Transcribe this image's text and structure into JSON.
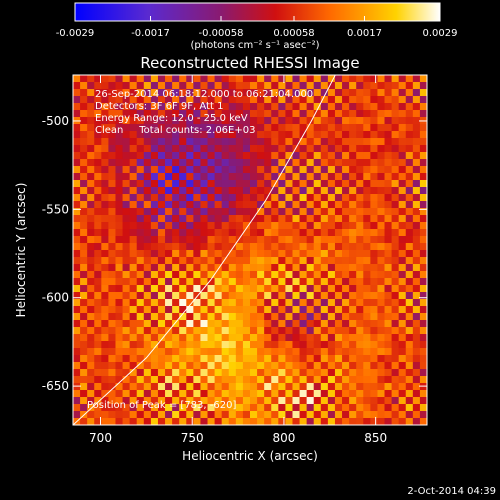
{
  "colors": {
    "background": "#000000",
    "foreground": "#ffffff",
    "limb": "#ffffff"
  },
  "colorbar": {
    "ticks": [
      "-0.0029",
      "-0.0017",
      "-0.00058",
      "0.00058",
      "0.0017",
      "0.0029"
    ],
    "tick_values": [
      -0.0029,
      -0.0017,
      -0.00058,
      0.00058,
      0.0017,
      0.0029
    ],
    "range": [
      -0.0029,
      0.0029
    ],
    "units": "(photons cm⁻² s⁻¹ asec⁻²)",
    "colormap": "blue-purple-red-orange-yellow-white"
  },
  "chart_data": {
    "type": "heatmap",
    "title": "Reconstructed RHESSI Image",
    "xlabel": "Heliocentric X (arcsec)",
    "ylabel": "Heliocentric Y (arcsec)",
    "xlim": [
      685,
      878
    ],
    "ylim": [
      -672,
      -474
    ],
    "x_ticks": [
      700,
      750,
      800,
      850
    ],
    "y_ticks": [
      -500,
      -550,
      -600,
      -650
    ],
    "annotations": [
      "26-Sep-2014 06:18:12.000 to 06:21:04.000",
      "Detectors: 3F 6F 9F, Att 1",
      "Energy Range: 12.0 - 25.0 keV",
      "Clean     Total counts: 2.06E+03"
    ],
    "peak_label": "Position of Peak = [783, -620]",
    "peak": {
      "x": 783,
      "y": -620
    },
    "limb_curve": {
      "x": [
        685,
        725,
        760,
        790,
        815,
        828
      ],
      "y": [
        -672,
        -634,
        -590,
        -545,
        -500,
        -474
      ]
    },
    "value_range": [
      -0.0029,
      0.0029
    ]
  },
  "footer": {
    "timestamp": "2-Oct-2014 04:39"
  }
}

#####

→ **AIM**
Copy out all the data without changing anything, and drop the pictures.

→ **EXERCISE SOLUTION**
Transcribe this image's text and structure into JSON.
{
  "colors": {
    "background": "#000000",
    "foreground": "#ffffff",
    "limb": "#ffffff"
  },
  "colorbar": {
    "ticks": [
      "-0.0029",
      "-0.0017",
      "-0.00058",
      "0.00058",
      "0.0017",
      "0.0029"
    ],
    "tick_values": [
      -0.0029,
      -0.0017,
      -0.00058,
      0.00058,
      0.0017,
      0.0029
    ],
    "range": [
      -0.0029,
      0.0029
    ],
    "units": "(photons cm⁻² s⁻¹ asec⁻²)",
    "colormap": "blue-purple-red-orange-yellow-white"
  },
  "chart_data": {
    "type": "heatmap",
    "title": "Reconstructed RHESSI Image",
    "xlabel": "Heliocentric X (arcsec)",
    "ylabel": "Heliocentric Y (arcsec)",
    "xlim": [
      685,
      878
    ],
    "ylim": [
      -672,
      -474
    ],
    "x_ticks": [
      700,
      750,
      800,
      850
    ],
    "y_ticks": [
      -500,
      -550,
      -600,
      -650
    ],
    "annotations": [
      "26-Sep-2014 06:18:12.000 to 06:21:04.000",
      "Detectors: 3F 6F 9F, Att 1",
      "Energy Range: 12.0 - 25.0 keV",
      "Clean     Total counts: 2.06E+03"
    ],
    "peak_label": "Position of Peak = [783, -620]",
    "peak": {
      "x": 783,
      "y": -620
    },
    "limb_curve": {
      "x": [
        685,
        725,
        760,
        790,
        815,
        828
      ],
      "y": [
        -672,
        -634,
        -590,
        -545,
        -500,
        -474
      ]
    },
    "value_range": [
      -0.0029,
      0.0029
    ]
  },
  "footer": {
    "timestamp": "2-Oct-2014 04:39"
  }
}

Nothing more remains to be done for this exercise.